**Task details:** Print the records below word for word, but leave out the pictures.

— Begin Extracted information —

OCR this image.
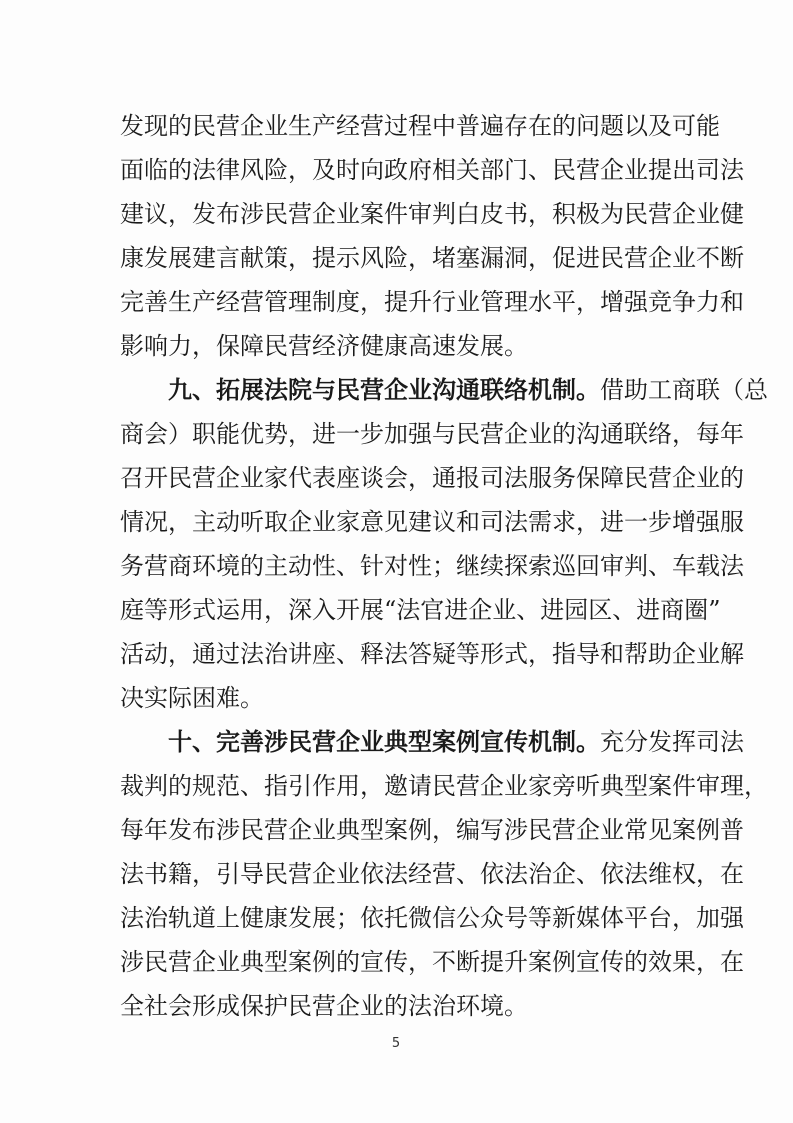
发现的民营企业生产经营过程中普遍存在的问题以及可能
面临的法律风险，及时向政府相关部门、民营企业提出司法
建议，发布涉民营企业案件审判白皮书，积极为民营企业健
康发展建言献策，提示风险，堵塞漏洞，促进民营企业不断
完善生产经营管理制度，提升行业管理水平，增强竞争力和
影响力，保障民营经济健康高速发展。
九、拓展法院与民营企业沟通联络机制。借助工商联（总
商会）职能优势，进一步加强与民营企业的沟通联络，每年
召开民营企业家代表座谈会，通报司法服务保障民营企业的
情况，主动听取企业家意见建议和司法需求，进一步增强服
务营商环境的主动性、针对性；继续探索巡回审判、车载法
庭等形式运用，深入开展“法官进企业、进园区、进商圈”
活动，通过法治讲座、释法答疑等形式，指导和帮助企业解
决实际困难。
十、完善涉民营企业典型案例宣传机制。充分发挥司法
裁判的规范、指引作用，邀请民营企业家旁听典型案件审理，
每年发布涉民营企业典型案例，编写涉民营企业常见案例普
法书籍，引导民营企业依法经营、依法治企、依法维权，在
法治轨道上健康发展；依托微信公众号等新媒体平台，加强
涉民营企业典型案例的宣传，不断提升案例宣传的效果，在
全社会形成保护民营企业的法治环境。
5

— End Extracted information —

**Written solution:**
OCR this image.
发现的民营企业生产经营过程中普遍存在的问题以及可能
面临的法律风险，及时向政府相关部门、民营企业提出司法
建议，发布涉民营企业案件审判白皮书，积极为民营企业健
康发展建言献策，提示风险，堵塞漏洞，促进民营企业不断
完善生产经营管理制度，提升行业管理水平，增强竞争力和
影响力，保障民营经济健康高速发展。
九、拓展法院与民营企业沟通联络机制。借助工商联（总
商会）职能优势，进一步加强与民营企业的沟通联络，每年
召开民营企业家代表座谈会，通报司法服务保障民营企业的
情况，主动听取企业家意见建议和司法需求，进一步增强服
务营商环境的主动性、针对性；继续探索巡回审判、车载法
庭等形式运用，深入开展“法官进企业、进园区、进商圈”
活动，通过法治讲座、释法答疑等形式，指导和帮助企业解
决实际困难。
十、完善涉民营企业典型案例宣传机制。充分发挥司法
裁判的规范、指引作用，邀请民营企业家旁听典型案件审理，
每年发布涉民营企业典型案例，编写涉民营企业常见案例普
法书籍，引导民营企业依法经营、依法治企、依法维权，在
法治轨道上健康发展；依托微信公众号等新媒体平台，加强
涉民营企业典型案例的宣传，不断提升案例宣传的效果，在
全社会形成保护民营企业的法治环境。
5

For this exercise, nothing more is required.